* [WHAT YOU WILL DO] Write out every line of the material as it stands, apart from the pictures.

* [EXTRACTED DATA]
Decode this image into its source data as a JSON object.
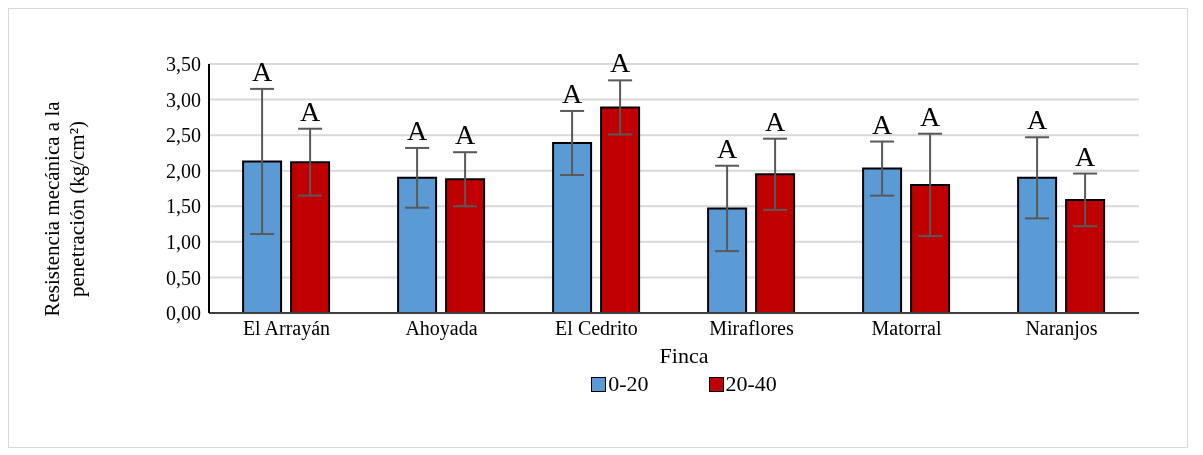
{
  "chart_data": {
    "type": "bar",
    "xlabel": "Finca",
    "ylabel": "Resistencia mecánica a la penetración (kg/cm²)",
    "categories": [
      "El Arrayán",
      "Ahoyada",
      "El Cedrito",
      "Miraflores",
      "Matorral",
      "Naranjos"
    ],
    "series": [
      {
        "name": "0-20",
        "color": "#5b9bd5",
        "values": [
          2.13,
          1.9,
          2.39,
          1.47,
          2.03,
          1.9
        ],
        "errors": [
          1.02,
          0.42,
          0.45,
          0.6,
          0.38,
          0.57
        ],
        "value_labels": [
          "A",
          "A",
          "A",
          "A",
          "A",
          "A"
        ]
      },
      {
        "name": "20-40",
        "color": "#c00000",
        "values": [
          2.12,
          1.88,
          2.89,
          1.95,
          1.8,
          1.59
        ],
        "errors": [
          0.47,
          0.38,
          0.38,
          0.5,
          0.72,
          0.37
        ],
        "value_labels": [
          "A",
          "A",
          "A",
          "A",
          "A",
          "A"
        ]
      }
    ],
    "ylim": [
      0,
      3.5
    ],
    "yticks": [
      {
        "value": 0,
        "label": "0,00"
      },
      {
        "value": 0.5,
        "label": "0,50"
      },
      {
        "value": 1,
        "label": "1,00"
      },
      {
        "value": 1.5,
        "label": "1,50"
      },
      {
        "value": 2,
        "label": "2,00"
      },
      {
        "value": 2.5,
        "label": "2,50"
      },
      {
        "value": 3,
        "label": "3,00"
      },
      {
        "value": 3.5,
        "label": "3,50"
      }
    ],
    "grid": "y",
    "legend": "bottom"
  }
}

* [RESULT BELOW]
Decode this image into its source data as a JSON object.
{
  "chart_data": {
    "type": "bar",
    "xlabel": "Finca",
    "ylabel": "Resistencia mecánica a la penetración (kg/cm²)",
    "categories": [
      "El Arrayán",
      "Ahoyada",
      "El Cedrito",
      "Miraflores",
      "Matorral",
      "Naranjos"
    ],
    "series": [
      {
        "name": "0-20",
        "color": "#5b9bd5",
        "values": [
          2.13,
          1.9,
          2.39,
          1.47,
          2.03,
          1.9
        ],
        "errors": [
          1.02,
          0.42,
          0.45,
          0.6,
          0.38,
          0.57
        ],
        "value_labels": [
          "A",
          "A",
          "A",
          "A",
          "A",
          "A"
        ]
      },
      {
        "name": "20-40",
        "color": "#c00000",
        "values": [
          2.12,
          1.88,
          2.89,
          1.95,
          1.8,
          1.59
        ],
        "errors": [
          0.47,
          0.38,
          0.38,
          0.5,
          0.72,
          0.37
        ],
        "value_labels": [
          "A",
          "A",
          "A",
          "A",
          "A",
          "A"
        ]
      }
    ],
    "ylim": [
      0,
      3.5
    ],
    "yticks": [
      {
        "value": 0,
        "label": "0,00"
      },
      {
        "value": 0.5,
        "label": "0,50"
      },
      {
        "value": 1,
        "label": "1,00"
      },
      {
        "value": 1.5,
        "label": "1,50"
      },
      {
        "value": 2,
        "label": "2,00"
      },
      {
        "value": 2.5,
        "label": "2,50"
      },
      {
        "value": 3,
        "label": "3,00"
      },
      {
        "value": 3.5,
        "label": "3,50"
      }
    ],
    "grid": "y",
    "legend": "bottom"
  }
}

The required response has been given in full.